• Text segment:
──────
Chocolate eggs, bunnies, chicks and the like are one of the most exciting things about Easter for both young and old. Although most chocolates are what we call energy dense – you get a lot of calories in a relatively small volume, there is increasing evidence that a little bit of plain dark chocolate (i.e. about 30g) each day may do you good, the problem at Easter time is getting too much of a good thing. So enjoy if you wish, but in moderation!
Nutritionally, what’s in them? It’s virtually impossible to read the nutritional info on the shiny wrapper, so you are better off heading to www.calorieking.com.au to find out what you are getting. Here’s a few popular products as an example:
- Red Tulip 6g mini egg (solid milk chocolate) – 33 cals/139kJ; 4g carb; 2g fat (including 1g saturated fat)
- Red Tulip 35g egg (size 2, 8.5cm milk chocolate) – 179 cals/746kJ; 22g carb; 9g fat (including 6g saturated fat)
- Lindt 100g Gold Bunny (dark chocolate) – 514 cals/2150kJ; 63g carb; 26g fat (including 16g saturated fat)
- Cadbury 200g Easter Bunny (purple vest) – 1100 cals/4600kJ; 114g carb; 59g fat (including 36g saturated fat)
The fats of the matter Chocolate is high in total and saturated fats. In high quality chocolate, cocoa butter is the main source of fat. This is important, because cocoa butter is high in a particular kind of saturated fat called stearic acid. Stearic acid raises the ‘bad’ LDL cholesterol the least of the saturated fats but raises the ‘good’ HDL cholesterol more, so the net effect on your total blood cholesterol levels is not bad at all. However, the amount of cocoa butter used in chocolate does vary, and along with it the amount of the stearic acid, but this information is usually not provided in any simple form on the chocolate wrapper. As a rough guide, the better quality, and as a result, more expensive varieties generally have more cocoa butter, and as such are usually a better choice.
──────
• Data to examine:
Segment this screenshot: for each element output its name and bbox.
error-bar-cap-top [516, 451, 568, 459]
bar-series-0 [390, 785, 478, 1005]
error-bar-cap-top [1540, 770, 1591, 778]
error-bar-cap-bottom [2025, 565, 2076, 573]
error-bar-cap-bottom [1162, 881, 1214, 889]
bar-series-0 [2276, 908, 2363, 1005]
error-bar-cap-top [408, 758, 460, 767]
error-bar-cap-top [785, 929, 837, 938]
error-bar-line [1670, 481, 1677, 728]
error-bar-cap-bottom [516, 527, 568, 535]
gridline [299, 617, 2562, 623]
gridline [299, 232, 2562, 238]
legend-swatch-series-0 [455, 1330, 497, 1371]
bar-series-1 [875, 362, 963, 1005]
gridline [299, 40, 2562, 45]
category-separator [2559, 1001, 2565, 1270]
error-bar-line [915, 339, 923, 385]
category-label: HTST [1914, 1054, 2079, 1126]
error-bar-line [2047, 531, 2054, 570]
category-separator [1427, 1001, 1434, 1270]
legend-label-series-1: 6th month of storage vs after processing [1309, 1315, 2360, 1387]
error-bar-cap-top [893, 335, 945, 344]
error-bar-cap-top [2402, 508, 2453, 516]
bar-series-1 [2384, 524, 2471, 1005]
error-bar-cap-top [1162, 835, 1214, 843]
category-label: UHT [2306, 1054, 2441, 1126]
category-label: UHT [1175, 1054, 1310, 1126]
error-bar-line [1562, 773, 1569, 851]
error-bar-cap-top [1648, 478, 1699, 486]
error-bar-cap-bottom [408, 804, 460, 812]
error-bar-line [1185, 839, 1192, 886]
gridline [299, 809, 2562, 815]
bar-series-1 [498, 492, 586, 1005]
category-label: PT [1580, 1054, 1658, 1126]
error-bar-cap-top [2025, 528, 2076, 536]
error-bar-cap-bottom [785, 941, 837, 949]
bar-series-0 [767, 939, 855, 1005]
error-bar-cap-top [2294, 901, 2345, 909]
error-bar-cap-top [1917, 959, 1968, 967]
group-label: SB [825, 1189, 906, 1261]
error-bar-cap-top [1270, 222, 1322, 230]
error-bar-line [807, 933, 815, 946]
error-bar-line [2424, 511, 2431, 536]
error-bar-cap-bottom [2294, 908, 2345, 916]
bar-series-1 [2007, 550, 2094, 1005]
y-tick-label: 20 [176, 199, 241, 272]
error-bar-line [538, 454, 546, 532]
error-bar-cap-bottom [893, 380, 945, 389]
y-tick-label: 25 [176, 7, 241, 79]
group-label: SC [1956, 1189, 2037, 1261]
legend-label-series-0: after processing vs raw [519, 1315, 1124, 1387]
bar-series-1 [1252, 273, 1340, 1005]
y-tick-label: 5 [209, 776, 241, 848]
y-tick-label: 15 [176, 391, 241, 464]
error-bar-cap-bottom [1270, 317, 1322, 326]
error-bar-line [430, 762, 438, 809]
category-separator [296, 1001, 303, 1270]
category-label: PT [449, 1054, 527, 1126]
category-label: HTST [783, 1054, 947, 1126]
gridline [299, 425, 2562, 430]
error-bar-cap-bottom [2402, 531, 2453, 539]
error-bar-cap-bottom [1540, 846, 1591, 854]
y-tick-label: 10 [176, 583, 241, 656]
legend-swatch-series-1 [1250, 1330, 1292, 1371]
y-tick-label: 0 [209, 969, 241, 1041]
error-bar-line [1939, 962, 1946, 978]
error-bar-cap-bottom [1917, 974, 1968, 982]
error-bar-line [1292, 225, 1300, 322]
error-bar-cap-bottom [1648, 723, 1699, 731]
──────
• Exercise instructions: Edit the text on Easter chocolate, covering everything from "Nutritionally, what’s in" down to "16g saturated fat)", and replace "milk chocolate" with "white chocolate" throughout.

• Result:
Nutritionally, what’s in them? It’s virtually impossible to read the nutritional info on the shiny wrapper, so you are better off heading to www.calorieking.com.au to find out what you are getting. Here’s a few popular products as an example:
- Red Tulip 6g mini egg (solid white chocolate) – 33 cals/139kJ; 4g carb; 2g fat (including 1g saturated fat)
- Red Tulip 35g egg (size 2, 8.5cm white chocolate) – 179 cals/746kJ; 22g carb; 9g fat (including 6g saturated fat)
- Lindt 100g Gold Bunny (dark chocolate) – 514 cals/2150kJ; 63g carb; 26g fat (including 16g saturated fat)